▶ _Problem requirements_
Copy out all lines of the records in which the word "mean" appears.

▶ _Records provided_
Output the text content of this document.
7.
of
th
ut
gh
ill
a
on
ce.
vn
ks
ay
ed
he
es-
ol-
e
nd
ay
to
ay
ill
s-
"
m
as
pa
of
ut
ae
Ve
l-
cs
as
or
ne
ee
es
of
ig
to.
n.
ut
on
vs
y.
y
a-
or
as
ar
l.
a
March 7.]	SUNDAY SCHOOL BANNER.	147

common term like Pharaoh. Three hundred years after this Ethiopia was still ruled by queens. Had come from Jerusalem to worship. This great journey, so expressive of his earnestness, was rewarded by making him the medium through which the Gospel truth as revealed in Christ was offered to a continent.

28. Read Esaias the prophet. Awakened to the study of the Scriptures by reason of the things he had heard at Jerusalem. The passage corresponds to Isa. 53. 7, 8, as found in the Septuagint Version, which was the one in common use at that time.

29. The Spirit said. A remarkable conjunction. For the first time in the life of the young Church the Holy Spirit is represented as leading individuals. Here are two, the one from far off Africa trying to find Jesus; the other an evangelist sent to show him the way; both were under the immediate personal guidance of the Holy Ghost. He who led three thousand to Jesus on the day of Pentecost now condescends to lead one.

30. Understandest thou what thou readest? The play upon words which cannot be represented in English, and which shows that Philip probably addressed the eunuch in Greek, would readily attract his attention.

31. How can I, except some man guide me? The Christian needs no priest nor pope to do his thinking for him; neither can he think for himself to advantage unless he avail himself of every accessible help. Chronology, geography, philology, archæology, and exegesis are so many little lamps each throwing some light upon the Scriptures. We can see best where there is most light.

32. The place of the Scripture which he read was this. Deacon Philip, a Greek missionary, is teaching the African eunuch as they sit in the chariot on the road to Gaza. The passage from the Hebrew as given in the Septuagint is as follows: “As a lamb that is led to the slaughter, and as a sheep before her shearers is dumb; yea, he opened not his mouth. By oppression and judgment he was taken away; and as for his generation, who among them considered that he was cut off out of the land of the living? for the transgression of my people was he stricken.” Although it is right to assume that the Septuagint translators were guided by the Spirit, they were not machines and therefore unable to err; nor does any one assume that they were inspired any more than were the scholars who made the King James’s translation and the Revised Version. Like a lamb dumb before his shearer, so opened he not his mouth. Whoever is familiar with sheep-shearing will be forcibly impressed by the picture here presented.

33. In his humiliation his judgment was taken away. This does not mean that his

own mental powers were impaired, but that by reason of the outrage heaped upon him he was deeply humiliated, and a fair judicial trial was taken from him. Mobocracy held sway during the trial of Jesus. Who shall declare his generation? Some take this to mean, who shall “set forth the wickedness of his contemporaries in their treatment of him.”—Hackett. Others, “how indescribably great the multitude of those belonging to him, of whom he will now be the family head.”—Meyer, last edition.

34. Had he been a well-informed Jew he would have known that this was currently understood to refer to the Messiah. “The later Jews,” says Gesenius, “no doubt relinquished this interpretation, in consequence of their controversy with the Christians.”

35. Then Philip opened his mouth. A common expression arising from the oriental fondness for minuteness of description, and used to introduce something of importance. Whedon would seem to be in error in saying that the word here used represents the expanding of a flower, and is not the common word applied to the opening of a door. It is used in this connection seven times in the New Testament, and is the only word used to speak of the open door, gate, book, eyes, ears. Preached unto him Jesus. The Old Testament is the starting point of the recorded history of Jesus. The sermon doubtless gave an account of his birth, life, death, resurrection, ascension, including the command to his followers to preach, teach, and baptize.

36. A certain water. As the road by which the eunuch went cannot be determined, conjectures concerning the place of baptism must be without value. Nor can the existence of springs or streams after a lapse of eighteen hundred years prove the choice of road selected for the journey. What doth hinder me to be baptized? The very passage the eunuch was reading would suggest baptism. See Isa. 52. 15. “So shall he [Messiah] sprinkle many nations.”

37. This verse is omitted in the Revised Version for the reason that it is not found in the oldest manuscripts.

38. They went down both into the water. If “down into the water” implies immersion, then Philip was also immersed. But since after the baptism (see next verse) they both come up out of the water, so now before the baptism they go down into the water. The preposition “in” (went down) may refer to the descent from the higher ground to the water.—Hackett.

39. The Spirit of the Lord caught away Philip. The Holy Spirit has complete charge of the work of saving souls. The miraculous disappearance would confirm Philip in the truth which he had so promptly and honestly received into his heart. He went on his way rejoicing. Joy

▶ _Answer to the exercise_
33. In his humiliation his judgment was taken away. This does not mean that his
own mental powers were impaired, but that by reason of the outrage heaped upon him he was deeply humiliated, and a fair judicial trial was taken from him. Mobocracy held sway during the trial of Jesus. Who shall declare his generation? Some take this to mean, who shall “set forth the wickedness of his contemporaries in their treatment of him.”—Hackett. Others, “how indescribably great the multitude of those belonging to him, of whom he will now be the family head.”—Meyer, last edition.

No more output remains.